RECORDS SUPPLIED

=====

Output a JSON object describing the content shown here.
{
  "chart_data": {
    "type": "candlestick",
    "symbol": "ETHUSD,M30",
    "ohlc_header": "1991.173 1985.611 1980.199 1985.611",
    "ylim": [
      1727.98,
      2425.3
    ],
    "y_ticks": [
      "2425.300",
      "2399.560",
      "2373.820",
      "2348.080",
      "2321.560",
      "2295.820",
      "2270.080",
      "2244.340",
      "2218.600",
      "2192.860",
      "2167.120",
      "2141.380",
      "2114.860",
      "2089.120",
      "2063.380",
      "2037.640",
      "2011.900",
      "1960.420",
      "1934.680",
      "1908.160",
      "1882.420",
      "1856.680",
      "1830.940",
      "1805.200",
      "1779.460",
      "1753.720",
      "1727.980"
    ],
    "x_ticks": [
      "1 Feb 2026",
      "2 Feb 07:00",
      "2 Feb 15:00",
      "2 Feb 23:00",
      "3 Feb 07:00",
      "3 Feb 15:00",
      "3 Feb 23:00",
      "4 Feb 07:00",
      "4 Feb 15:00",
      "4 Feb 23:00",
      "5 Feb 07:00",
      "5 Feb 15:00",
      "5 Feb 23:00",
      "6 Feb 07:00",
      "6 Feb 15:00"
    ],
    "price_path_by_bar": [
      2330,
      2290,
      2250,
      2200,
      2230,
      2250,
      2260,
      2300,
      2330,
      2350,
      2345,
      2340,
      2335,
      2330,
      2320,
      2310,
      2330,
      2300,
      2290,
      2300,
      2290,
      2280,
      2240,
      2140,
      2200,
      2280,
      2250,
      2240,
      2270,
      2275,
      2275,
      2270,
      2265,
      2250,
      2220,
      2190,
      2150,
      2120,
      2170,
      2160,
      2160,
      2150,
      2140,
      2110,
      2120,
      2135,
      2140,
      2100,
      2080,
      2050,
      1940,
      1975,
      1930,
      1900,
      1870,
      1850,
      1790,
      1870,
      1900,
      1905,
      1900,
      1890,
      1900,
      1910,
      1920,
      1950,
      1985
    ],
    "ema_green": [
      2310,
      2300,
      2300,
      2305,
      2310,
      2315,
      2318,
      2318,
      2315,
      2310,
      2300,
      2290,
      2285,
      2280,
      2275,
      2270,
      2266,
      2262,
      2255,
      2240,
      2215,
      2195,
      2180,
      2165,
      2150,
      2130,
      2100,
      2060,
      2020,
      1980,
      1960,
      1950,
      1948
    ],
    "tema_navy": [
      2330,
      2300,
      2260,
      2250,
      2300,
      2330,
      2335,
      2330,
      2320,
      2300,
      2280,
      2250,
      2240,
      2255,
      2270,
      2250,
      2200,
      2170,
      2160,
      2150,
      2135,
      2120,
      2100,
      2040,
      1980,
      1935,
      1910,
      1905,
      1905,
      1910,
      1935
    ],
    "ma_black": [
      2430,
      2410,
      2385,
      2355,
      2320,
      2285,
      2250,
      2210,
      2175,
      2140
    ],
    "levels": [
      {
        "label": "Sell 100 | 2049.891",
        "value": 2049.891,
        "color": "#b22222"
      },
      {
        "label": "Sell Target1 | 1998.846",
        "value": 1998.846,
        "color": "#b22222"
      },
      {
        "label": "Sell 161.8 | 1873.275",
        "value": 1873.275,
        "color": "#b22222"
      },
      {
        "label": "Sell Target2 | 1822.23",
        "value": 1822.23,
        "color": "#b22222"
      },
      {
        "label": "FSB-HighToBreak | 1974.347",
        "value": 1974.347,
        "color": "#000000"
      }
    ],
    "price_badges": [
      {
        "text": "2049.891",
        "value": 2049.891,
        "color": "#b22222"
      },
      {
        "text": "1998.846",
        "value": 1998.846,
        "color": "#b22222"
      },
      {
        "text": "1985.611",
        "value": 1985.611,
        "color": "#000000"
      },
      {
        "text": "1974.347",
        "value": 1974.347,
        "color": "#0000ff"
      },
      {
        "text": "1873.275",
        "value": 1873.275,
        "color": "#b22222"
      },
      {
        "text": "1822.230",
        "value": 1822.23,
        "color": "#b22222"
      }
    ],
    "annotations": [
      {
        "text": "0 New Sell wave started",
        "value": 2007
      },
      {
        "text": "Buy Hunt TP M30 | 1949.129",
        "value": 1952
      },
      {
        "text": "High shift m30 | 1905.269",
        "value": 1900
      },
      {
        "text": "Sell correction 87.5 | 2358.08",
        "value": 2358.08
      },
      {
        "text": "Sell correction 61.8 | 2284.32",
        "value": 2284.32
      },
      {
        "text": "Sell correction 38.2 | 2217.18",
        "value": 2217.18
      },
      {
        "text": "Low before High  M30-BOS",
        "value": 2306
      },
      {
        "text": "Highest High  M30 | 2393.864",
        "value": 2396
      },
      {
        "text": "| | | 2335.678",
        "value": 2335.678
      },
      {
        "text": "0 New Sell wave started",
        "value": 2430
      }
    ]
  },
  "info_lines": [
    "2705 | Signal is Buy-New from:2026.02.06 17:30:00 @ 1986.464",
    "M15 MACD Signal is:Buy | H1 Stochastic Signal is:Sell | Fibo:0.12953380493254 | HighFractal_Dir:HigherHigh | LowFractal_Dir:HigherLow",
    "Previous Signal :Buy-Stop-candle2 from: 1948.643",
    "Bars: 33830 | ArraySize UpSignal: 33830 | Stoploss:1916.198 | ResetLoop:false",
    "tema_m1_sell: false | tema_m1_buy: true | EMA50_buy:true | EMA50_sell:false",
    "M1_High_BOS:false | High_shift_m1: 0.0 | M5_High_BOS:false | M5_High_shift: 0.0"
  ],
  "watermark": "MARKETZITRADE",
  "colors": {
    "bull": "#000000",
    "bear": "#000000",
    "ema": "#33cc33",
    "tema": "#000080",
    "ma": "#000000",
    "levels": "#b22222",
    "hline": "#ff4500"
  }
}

=====

Repeat the records above exactly as they appear.

Output a JSON object describing the content shown here.
{
  "chart_data": {
    "type": "candlestick",
    "symbol": "ETHUSD,M30",
    "ohlc_header": "1991.173 1985.611 1980.199 1985.611",
    "ylim": [
      1727.98,
      2425.3
    ],
    "y_ticks": [
      "2425.300",
      "2399.560",
      "2373.820",
      "2348.080",
      "2321.560",
      "2295.820",
      "2270.080",
      "2244.340",
      "2218.600",
      "2192.860",
      "2167.120",
      "2141.380",
      "2114.860",
      "2089.120",
      "2063.380",
      "2037.640",
      "2011.900",
      "1960.420",
      "1934.680",
      "1908.160",
      "1882.420",
      "1856.680",
      "1830.940",
      "1805.200",
      "1779.460",
      "1753.720",
      "1727.980"
    ],
    "x_ticks": [
      "1 Feb 2026",
      "2 Feb 07:00",
      "2 Feb 15:00",
      "2 Feb 23:00",
      "3 Feb 07:00",
      "3 Feb 15:00",
      "3 Feb 23:00",
      "4 Feb 07:00",
      "4 Feb 15:00",
      "4 Feb 23:00",
      "5 Feb 07:00",
      "5 Feb 15:00",
      "5 Feb 23:00",
      "6 Feb 07:00",
      "6 Feb 15:00"
    ],
    "price_path_by_bar": [
      2330,
      2290,
      2250,
      2200,
      2230,
      2250,
      2260,
      2300,
      2330,
      2350,
      2345,
      2340,
      2335,
      2330,
      2320,
      2310,
      2330,
      2300,
      2290,
      2300,
      2290,
      2280,
      2240,
      2140,
      2200,
      2280,
      2250,
      2240,
      2270,
      2275,
      2275,
      2270,
      2265,
      2250,
      2220,
      2190,
      2150,
      2120,
      2170,
      2160,
      2160,
      2150,
      2140,
      2110,
      2120,
      2135,
      2140,
      2100,
      2080,
      2050,
      1940,
      1975,
      1930,
      1900,
      1870,
      1850,
      1790,
      1870,
      1900,
      1905,
      1900,
      1890,
      1900,
      1910,
      1920,
      1950,
      1985
    ],
    "ema_green": [
      2310,
      2300,
      2300,
      2305,
      2310,
      2315,
      2318,
      2318,
      2315,
      2310,
      2300,
      2290,
      2285,
      2280,
      2275,
      2270,
      2266,
      2262,
      2255,
      2240,
      2215,
      2195,
      2180,
      2165,
      2150,
      2130,
      2100,
      2060,
      2020,
      1980,
      1960,
      1950,
      1948
    ],
    "tema_navy": [
      2330,
      2300,
      2260,
      2250,
      2300,
      2330,
      2335,
      2330,
      2320,
      2300,
      2280,
      2250,
      2240,
      2255,
      2270,
      2250,
      2200,
      2170,
      2160,
      2150,
      2135,
      2120,
      2100,
      2040,
      1980,
      1935,
      1910,
      1905,
      1905,
      1910,
      1935
    ],
    "ma_black": [
      2430,
      2410,
      2385,
      2355,
      2320,
      2285,
      2250,
      2210,
      2175,
      2140
    ],
    "levels": [
      {
        "label": "Sell 100 | 2049.891",
        "value": 2049.891,
        "color": "#b22222"
      },
      {
        "label": "Sell Target1 | 1998.846",
        "value": 1998.846,
        "color": "#b22222"
      },
      {
        "label": "Sell 161.8 | 1873.275",
        "value": 1873.275,
        "color": "#b22222"
      },
      {
        "label": "Sell Target2 | 1822.23",
        "value": 1822.23,
        "color": "#b22222"
      },
      {
        "label": "FSB-HighToBreak | 1974.347",
        "value": 1974.347,
        "color": "#000000"
      }
    ],
    "price_badges": [
      {
        "text": "2049.891",
        "value": 2049.891,
        "color": "#b22222"
      },
      {
        "text": "1998.846",
        "value": 1998.846,
        "color": "#b22222"
      },
      {
        "text": "1985.611",
        "value": 1985.611,
        "color": "#000000"
      },
      {
        "text": "1974.347",
        "value": 1974.347,
        "color": "#0000ff"
      },
      {
        "text": "1873.275",
        "value": 1873.275,
        "color": "#b22222"
      },
      {
        "text": "1822.230",
        "value": 1822.23,
        "color": "#b22222"
      }
    ],
    "annotations": [
      {
        "text": "0 New Sell wave started",
        "value": 2007
      },
      {
        "text": "Buy Hunt TP M30 | 1949.129",
        "value": 1952
      },
      {
        "text": "High shift m30 | 1905.269",
        "value": 1900
      },
      {
        "text": "Sell correction 87.5 | 2358.08",
        "value": 2358.08
      },
      {
        "text": "Sell correction 61.8 | 2284.32",
        "value": 2284.32
      },
      {
        "text": "Sell correction 38.2 | 2217.18",
        "value": 2217.18
      },
      {
        "text": "Low before High  M30-BOS",
        "value": 2306
      },
      {
        "text": "Highest High  M30 | 2393.864",
        "value": 2396
      },
      {
        "text": "| | | 2335.678",
        "value": 2335.678
      },
      {
        "text": "0 New Sell wave started",
        "value": 2430
      }
    ]
  },
  "info_lines": [
    "2705 | Signal is Buy-New from:2026.02.06 17:30:00 @ 1986.464",
    "M15 MACD Signal is:Buy | H1 Stochastic Signal is:Sell | Fibo:0.12953380493254 | HighFractal_Dir:HigherHigh | LowFractal_Dir:HigherLow",
    "Previous Signal :Buy-Stop-candle2 from: 1948.643",
    "Bars: 33830 | ArraySize UpSignal: 33830 | Stoploss:1916.198 | ResetLoop:false",
    "tema_m1_sell: false | tema_m1_buy: true | EMA50_buy:true | EMA50_sell:false",
    "M1_High_BOS:false | High_shift_m1: 0.0 | M5_High_BOS:false | M5_High_shift: 0.0"
  ],
  "watermark": "MARKETZITRADE",
  "colors": {
    "bull": "#000000",
    "bear": "#000000",
    "ema": "#33cc33",
    "tema": "#000080",
    "ma": "#000000",
    "levels": "#b22222",
    "hline": "#ff4500"
  }
}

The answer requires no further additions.